Post by trader32176 »

Why do people with diabetes develop severe COVID-19?



A new study reveals the mechanism behind cytokine storm during coronavirus infection

Peer-Reviewed Publication

Michigan Medicine - University of Michigan

Throughout the COVID-19 pandemic, clinicians have noted that certain patients are at especially high risk of developing severe illness or dying from coronavirus infection. Type 2 diabetes—a condition affecting more than 10 percent of the U.S. population-- is one of the main risk factors for severe COVID-19 illness. New research from U-M uncovers why this might be and offers hope for a potential therapy.

The culprit appears to be an enzyme called SETDB2. This same enzyme has been implicated in the non-healing, inflammatory wounds found in people with diabetes. Working in the lab of Katherine Gallagher, M.D. of the Michigan Medicine Departments of Surgery and Microbiology and Immunology, researcher W. James Melvin, M.D., and his colleagues decided to probe a possible link between the enzyme and the runaway inflammation they witnessed first-hand in COVID patients in the ICU.

Starting with a mouse model of coronavirus infection, they found that SETDB2 was decreased in immune cells involved in the inflammatory response, called macrophages, of infected mice with diabetes. They later saw the same thing in monocyte-macrophages in the blood from people with diabetes and severe COVID-19.

“We think we have a reason for why these patients are developing a cytokine storm,” said Melvin.

In the mouse and human models, noted Melvin and Gallagher, as SETDB2 went down, inflammation went up. In addition, they revealed that a pathway known as JAK1/STAT3 regulates SETDB2 in macrophages during coronavirus infection.

Taken together, the results point to a potential therapeutic pathway. Previous findings from the lab demonstrated that interferon, a cytokine important for viral immunity, increased SETDB2 in response to wound healing. In their new study, they found blood serum from patients in the ICU with diabetes and severe COVID-19 had reduced levels of interferon-beta compared to patients without diabetes.

● ● ● ● ● ● ●

* [Parts of the exercise]
1. What enzyme, what pathway and what cytokine are named in the article on diabetes and severe COVID-19?
2. Carry the article on diabetes and severe COVID-19 forward from its last sentence.
These records have nothing to do with the article on diabetes and severe COVID-19.

Document layout detection records
● ● ● ● ● ● ●

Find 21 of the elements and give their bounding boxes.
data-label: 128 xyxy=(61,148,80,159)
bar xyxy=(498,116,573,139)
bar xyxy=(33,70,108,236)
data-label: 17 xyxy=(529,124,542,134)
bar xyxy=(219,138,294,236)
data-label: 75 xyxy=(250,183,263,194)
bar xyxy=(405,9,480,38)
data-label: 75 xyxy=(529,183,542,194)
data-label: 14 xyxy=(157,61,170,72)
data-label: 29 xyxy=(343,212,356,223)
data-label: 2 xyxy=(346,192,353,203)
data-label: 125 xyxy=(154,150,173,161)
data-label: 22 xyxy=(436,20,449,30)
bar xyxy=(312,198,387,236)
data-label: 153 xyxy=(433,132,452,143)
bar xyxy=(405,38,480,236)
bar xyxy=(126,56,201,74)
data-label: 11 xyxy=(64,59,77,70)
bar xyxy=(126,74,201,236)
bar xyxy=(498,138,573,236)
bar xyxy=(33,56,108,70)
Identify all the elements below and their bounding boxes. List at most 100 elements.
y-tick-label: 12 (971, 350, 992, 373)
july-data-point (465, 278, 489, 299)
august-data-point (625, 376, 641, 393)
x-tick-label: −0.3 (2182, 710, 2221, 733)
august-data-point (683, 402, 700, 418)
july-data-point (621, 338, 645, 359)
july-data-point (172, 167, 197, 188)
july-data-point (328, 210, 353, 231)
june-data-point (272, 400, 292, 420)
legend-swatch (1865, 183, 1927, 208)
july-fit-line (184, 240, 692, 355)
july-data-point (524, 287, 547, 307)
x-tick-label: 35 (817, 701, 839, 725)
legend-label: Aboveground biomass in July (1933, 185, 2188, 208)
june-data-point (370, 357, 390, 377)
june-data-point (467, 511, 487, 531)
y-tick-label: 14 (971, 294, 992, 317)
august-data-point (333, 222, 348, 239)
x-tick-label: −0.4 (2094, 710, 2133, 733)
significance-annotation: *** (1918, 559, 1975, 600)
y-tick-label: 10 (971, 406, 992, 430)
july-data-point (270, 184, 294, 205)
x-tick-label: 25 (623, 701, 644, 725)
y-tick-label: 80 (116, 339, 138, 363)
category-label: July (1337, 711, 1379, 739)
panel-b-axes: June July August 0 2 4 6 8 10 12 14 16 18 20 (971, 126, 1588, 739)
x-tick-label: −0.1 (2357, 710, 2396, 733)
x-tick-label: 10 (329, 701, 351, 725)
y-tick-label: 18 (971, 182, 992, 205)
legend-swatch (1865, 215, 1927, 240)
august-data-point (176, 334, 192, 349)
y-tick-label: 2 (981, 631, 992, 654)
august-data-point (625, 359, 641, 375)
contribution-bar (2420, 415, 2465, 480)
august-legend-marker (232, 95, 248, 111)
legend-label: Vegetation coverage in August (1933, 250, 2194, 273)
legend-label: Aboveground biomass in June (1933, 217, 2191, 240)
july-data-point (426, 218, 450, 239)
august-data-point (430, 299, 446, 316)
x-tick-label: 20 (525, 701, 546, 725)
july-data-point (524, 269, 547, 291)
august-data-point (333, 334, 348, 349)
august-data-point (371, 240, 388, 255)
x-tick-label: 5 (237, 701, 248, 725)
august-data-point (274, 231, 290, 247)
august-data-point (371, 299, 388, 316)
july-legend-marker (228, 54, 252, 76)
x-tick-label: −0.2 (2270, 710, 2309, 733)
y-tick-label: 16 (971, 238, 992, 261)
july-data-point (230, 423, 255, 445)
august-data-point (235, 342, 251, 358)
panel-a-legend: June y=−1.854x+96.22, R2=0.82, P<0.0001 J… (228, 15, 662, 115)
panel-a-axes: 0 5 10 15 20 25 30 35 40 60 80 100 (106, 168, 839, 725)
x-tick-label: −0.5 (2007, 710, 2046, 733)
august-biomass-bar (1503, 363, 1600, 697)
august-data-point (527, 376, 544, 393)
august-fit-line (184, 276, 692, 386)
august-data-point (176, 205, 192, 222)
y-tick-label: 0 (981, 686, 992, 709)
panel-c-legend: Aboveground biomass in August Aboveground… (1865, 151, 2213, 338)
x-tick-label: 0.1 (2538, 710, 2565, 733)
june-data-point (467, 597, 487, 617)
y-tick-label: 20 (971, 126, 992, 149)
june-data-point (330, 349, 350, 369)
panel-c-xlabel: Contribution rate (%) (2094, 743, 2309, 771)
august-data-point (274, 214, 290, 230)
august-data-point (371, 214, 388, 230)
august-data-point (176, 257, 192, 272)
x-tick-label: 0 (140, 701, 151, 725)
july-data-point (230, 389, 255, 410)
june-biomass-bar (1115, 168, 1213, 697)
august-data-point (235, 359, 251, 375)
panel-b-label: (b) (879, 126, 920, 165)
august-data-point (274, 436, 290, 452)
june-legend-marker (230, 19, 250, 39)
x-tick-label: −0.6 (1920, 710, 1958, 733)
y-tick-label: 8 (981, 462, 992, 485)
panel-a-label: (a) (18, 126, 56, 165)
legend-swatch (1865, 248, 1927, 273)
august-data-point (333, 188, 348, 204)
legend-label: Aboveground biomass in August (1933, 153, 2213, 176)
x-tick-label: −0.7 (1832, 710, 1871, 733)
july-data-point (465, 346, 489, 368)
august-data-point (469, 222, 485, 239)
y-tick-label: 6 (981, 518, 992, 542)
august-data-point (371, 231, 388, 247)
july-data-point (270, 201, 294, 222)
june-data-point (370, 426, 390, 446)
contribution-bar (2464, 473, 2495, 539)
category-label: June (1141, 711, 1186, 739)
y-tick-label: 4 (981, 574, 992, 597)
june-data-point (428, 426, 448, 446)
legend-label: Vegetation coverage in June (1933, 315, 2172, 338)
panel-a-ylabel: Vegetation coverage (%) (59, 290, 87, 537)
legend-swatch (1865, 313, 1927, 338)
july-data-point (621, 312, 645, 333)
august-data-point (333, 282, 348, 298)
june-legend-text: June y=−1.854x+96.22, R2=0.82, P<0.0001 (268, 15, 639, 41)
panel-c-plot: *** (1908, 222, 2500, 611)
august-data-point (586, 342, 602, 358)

● ● ● ● ● ● ●

* [Answer list]
1.
- Enzyme: SETDB2
- Pathway: JAK1/STAT3
- Cytokine: interferon

2.
“Interferon has been studied throughout the pandemic as a potential therapy, with efforts going back and forth between trying to increase or decrease interferon levels,” said Gallagher. “My sense is that its efficacy as a therapy will be both patient and timing specific.”

To test this, the study team administered interferon beta to coronavirus-infected diabetic mice and saw that they were able to increase SETDB2 and decrease inflammatory cytokines.

“We’re trying to home in on what controls SETDB2, which is sort of the master regulator of a lot of these inflammatory cytokines that you hear about as being increased in COVID-19, such as IL-1B, TNFalpha, and IL-6,” explained Gallagher.

“Looking upstream at what’s controlling SETDB2, interferon is at the top end, with JaK1 and STAT3 in the middle. Interferon increases both, which increases SETDB2 in a sort of cascade.”

This is important, she added, because identifying the pathway presents other potential ways of targeting the enzyme.

Melvin and Gallagher hope the findings of this study will inform ongoing clinical trials of interferon or other downstream components of the pathway, including epigenetic targets, for COVID-19. Their work also highlights the need to understand the timing and cell-specificity of therapy and to tailor its application to patients’ underlying conditions, especially patients with diabetes.

“Our research is showing that maybe if we are able to target patients with diabetes with interferon, especially early in their infection, that may actually make a big difference,” Melvin said.

Other U-M researchers involved in this study include Christopher O. Audu, Frank M. Davis, Sriganesh B. Sharma, Amrita Joshi, Aaron DenDekker, Sonya Wolf, Emily Barrett, Kevin Mangum, Xiaofeng Zhou, Monica Bame, Alex Ruan, Andrea Obi, Steven L. Kunkel, and Bethany B. Moore.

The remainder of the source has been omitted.